_Your instructions:_
All of the data below should be written out exactly.

_Material:_
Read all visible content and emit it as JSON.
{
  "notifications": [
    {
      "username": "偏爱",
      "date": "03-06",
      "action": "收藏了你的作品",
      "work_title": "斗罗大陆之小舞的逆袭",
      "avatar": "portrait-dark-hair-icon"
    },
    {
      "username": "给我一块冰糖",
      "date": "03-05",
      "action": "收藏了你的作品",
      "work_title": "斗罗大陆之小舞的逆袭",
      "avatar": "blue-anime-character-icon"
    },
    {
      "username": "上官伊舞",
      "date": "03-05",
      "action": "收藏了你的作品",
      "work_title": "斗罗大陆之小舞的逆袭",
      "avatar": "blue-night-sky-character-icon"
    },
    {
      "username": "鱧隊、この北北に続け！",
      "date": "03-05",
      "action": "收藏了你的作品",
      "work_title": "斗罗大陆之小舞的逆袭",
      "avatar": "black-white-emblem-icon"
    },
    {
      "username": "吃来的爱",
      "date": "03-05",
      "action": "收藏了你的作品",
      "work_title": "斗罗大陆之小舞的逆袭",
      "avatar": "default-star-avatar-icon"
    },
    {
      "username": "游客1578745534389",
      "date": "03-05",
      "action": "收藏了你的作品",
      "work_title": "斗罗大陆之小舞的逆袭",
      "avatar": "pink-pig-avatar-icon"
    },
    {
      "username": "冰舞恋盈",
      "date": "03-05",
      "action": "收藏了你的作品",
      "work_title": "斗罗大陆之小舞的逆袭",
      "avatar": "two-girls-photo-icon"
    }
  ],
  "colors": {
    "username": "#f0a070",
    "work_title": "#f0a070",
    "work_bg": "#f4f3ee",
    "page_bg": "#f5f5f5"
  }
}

_Full answer:_
Read all visible content and emit it as JSON.
{
  "notifications": [
    {
      "username": "偏爱",
      "date": "03-06",
      "action": "收藏了你的作品",
      "work_title": "斗罗大陆之小舞的逆袭",
      "avatar": "portrait-dark-hair-icon"
    },
    {
      "username": "给我一块冰糖",
      "date": "03-05",
      "action": "收藏了你的作品",
      "work_title": "斗罗大陆之小舞的逆袭",
      "avatar": "blue-anime-character-icon"
    },
    {
      "username": "上官伊舞",
      "date": "03-05",
      "action": "收藏了你的作品",
      "work_title": "斗罗大陆之小舞的逆袭",
      "avatar": "blue-night-sky-character-icon"
    },
    {
      "username": "鱧隊、この北北に続け！",
      "date": "03-05",
      "action": "收藏了你的作品",
      "work_title": "斗罗大陆之小舞的逆袭",
      "avatar": "black-white-emblem-icon"
    },
    {
      "username": "吃来的爱",
      "date": "03-05",
      "action": "收藏了你的作品",
      "work_title": "斗罗大陆之小舞的逆袭",
      "avatar": "default-star-avatar-icon"
    },
    {
      "username": "游客1578745534389",
      "date": "03-05",
      "action": "收藏了你的作品",
      "work_title": "斗罗大陆之小舞的逆袭",
      "avatar": "pink-pig-avatar-icon"
    },
    {
      "username": "冰舞恋盈",
      "date": "03-05",
      "action": "收藏了你的作品",
      "work_title": "斗罗大陆之小舞的逆袭",
      "avatar": "two-girls-photo-icon"
    }
  ],
  "colors": {
    "username": "#f0a070",
    "work_title": "#f0a070",
    "work_bg": "#f4f3ee",
    "page_bg": "#f5f5f5"
  }
}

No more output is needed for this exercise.